■ RAW RECORDS ■

▬▬▬▬▬▬

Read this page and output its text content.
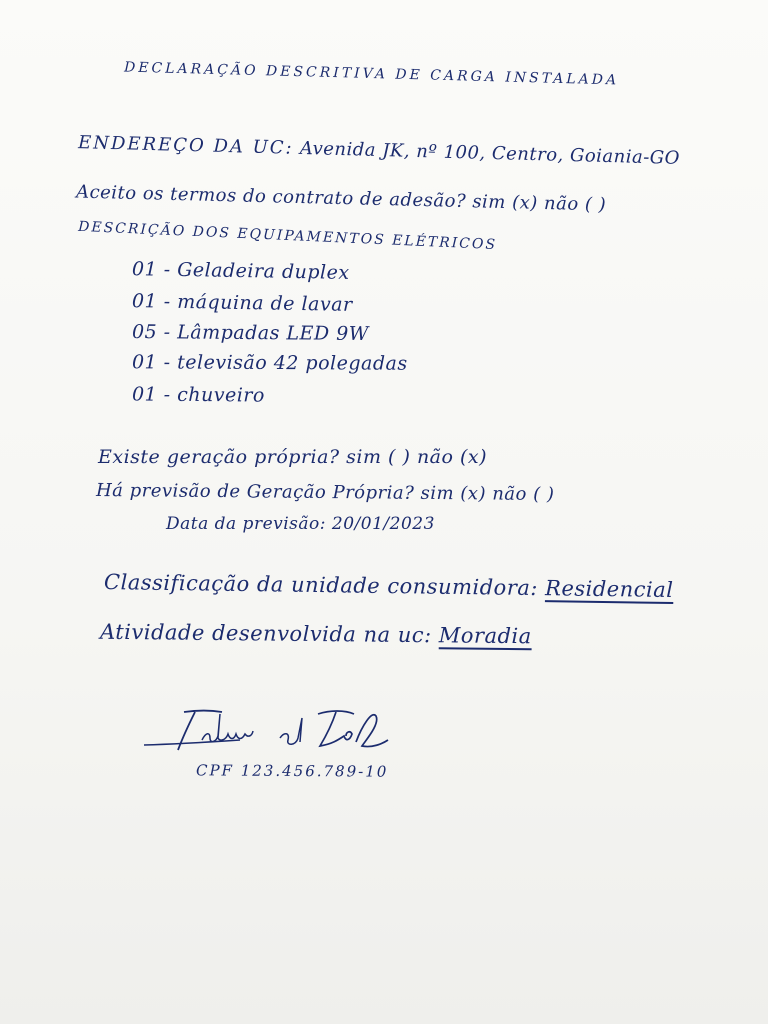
DECLARAÇÃO DESCRITIVA DE CARGA INSTALADA
ENDEREÇO DA UC: Avenida JK, nº 100, Centro, Goiania-GO
Aceito os termos do contrato de adesão? sim (x) não ( )
DESCRIÇÃO DOS EQUIPAMENTOS ELÉTRICOS
01 - Geladeira duplex
01 - máquina de lavar
05 - Lâmpadas LED 9W
01 - televisão 42 polegadas
01 - chuveiro
Existe geração própria? sim ( ) não (x)
Há previsão de Geração Própria? sim (x) não ( )
Data da previsão: 20/01/2023
Classificação da unidade consumidora: Residencial
Atividade desenvolvida na uc: Moradia
CPF 123.456.789-10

▬▬▬▬▬▬

■ BRIEF ■
From the entries above, extract each line containing "previsão".

■ SOLUTION ■
Há previsão de Geração Própria? sim (x) não ( )
Data da previsão: 20/01/2023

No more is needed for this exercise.